# YOUR TASKS
- a) List every key set under the data section of the ConfigMap in the RDS PostgreSQL backup guide.
- b) Rewrite everything from "1. Create an RDS instance snapshot." down to "those RDS instances." in the RDS PostgreSQL backup guide, putting "cloud storage" wherever "object storage" appears.

# PASSAGE FOR REVIEW
RDS PostgreSQL Backup

There are two ways with which backup can be performed on AWS RDS PostgreSQL instance data with Kanister:

  1. Create an RDS instance snapshot.

  2. Create an RDS snapshot, extract PostgreSQL data, push that data to object storage, and delete the RDS snapshot

Create Secret and ConfigMap

To facilitate K10 to connect to the RDS instance, K10 needs RDS instance details and the username, password to login to the database created in RDS. This information is provided by creating ConfigMap and Secret Kubernetes resources.

Create a Kubernetes secret to store PostgreSQL credentials into rds-app namespace. If there are other RDS instances, multiple ConfigMap/Secret pairs can be created to have the details of those RDS instances.

apiVersion: v1
kind: Secret
metadata:
  name: dbcreds
  namespace: rds-app
type: Opaque
# Note: the keys below must be base64 encoded:
# printf "YOUR_KEY" | base64
data:
  username: <base64-encoded-username>
  password: <base64-encoded-password>

Create a ConfigMap in rds-app namespace which contains information to connect to the RDS DB instance

apiVersion: v1
kind: ConfigMap
metadata:
  name: dbconfig
  namespace: rds-app
data:
  postgres.instanceid: test-rds-postgresql      # instanceid of of the database created in RDS
  postgres.host: test-rds-postgresql.example.ap-south-1.rds.amazonaws.com
  postgres.databases: |       # databases to take backup of
    - postgres
    - template1
  postgres.secret: dbcreds    # name of K8s secret in the same namespace

Create Blueprint

There are two ways with which backup and restore can be performed on an RDS instance:

  1. Create an RDS instance snapshot - Using rds-postgres-snap-blueprint.yaml Blueprint.

    Advantages:

    • This approach transparently leverages AWS's storage volume snapshot functionality.

    • The backup operation is relatively faster than the second approach.

    • Restore is comparatively faster if the data size is too large.

    Limitations:

    • Snapshot data cannot be exported into object storage.

    • A Non-RDS PostgreSQL instance cannot be restored with the data.

  2. Create an RDS snapshot, extract PostgreSQL data, push that data to object storage, and finally delete the RDS snapshot - Using rds-postgres-dump-blueprint.yaml Blueprint.

    Advantages:

    • Restore is faster if the data size is small.

Stored dataset items:
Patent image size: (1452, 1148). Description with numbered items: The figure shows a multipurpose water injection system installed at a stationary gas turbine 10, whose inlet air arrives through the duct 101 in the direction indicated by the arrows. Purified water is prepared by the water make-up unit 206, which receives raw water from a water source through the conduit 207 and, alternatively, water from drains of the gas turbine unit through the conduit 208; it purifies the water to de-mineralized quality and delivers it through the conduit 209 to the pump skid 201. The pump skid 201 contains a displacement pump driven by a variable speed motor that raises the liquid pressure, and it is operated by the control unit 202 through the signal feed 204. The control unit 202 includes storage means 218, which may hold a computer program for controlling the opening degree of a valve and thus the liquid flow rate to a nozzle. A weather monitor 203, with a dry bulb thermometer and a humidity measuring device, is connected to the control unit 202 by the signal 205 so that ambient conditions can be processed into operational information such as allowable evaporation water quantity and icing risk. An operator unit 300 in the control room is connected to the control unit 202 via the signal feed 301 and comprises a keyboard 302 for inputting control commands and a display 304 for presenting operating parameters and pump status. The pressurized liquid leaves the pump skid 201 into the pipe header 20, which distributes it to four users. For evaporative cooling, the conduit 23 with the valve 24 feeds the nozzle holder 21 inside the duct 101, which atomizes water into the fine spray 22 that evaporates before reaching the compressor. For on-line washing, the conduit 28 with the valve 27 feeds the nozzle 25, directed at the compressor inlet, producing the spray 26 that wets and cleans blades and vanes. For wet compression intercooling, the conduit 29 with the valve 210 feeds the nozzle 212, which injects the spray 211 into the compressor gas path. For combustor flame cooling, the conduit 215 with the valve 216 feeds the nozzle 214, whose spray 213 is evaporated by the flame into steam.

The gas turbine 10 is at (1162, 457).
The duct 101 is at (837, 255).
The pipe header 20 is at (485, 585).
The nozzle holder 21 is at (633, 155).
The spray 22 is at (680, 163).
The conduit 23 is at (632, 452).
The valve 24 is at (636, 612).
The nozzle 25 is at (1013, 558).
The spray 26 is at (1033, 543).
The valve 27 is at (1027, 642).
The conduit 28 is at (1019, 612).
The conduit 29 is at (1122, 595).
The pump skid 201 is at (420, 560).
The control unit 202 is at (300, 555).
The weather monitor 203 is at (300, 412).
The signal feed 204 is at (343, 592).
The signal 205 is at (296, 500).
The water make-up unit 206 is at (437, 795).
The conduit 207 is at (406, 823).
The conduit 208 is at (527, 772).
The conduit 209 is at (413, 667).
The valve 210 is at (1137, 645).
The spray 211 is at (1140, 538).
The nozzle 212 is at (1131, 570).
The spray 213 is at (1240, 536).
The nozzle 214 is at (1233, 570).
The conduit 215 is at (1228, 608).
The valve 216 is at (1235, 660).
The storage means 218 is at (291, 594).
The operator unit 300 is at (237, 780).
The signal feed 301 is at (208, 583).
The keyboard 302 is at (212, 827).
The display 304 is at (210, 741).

# RESPONSES PER TASK
- a)
postgres.instanceid
postgres.host
postgres.databases
postgres.secret

- b)
1. Create an RDS instance snapshot.

  2. Create an RDS snapshot, extract PostgreSQL data, push that data to cloud storage, and delete the RDS snapshot

Create Secret and ConfigMap

To facilitate K10 to connect to the RDS instance, K10 needs RDS instance details and the username, password to login to the database created in RDS. This information is provided by creating ConfigMap and Secret Kubernetes resources.

Create a Kubernetes secret to store PostgreSQL credentials into rds-app namespace. If there are other RDS instances, multiple ConfigMap/Secret pairs can be created to have the details of those RDS instances.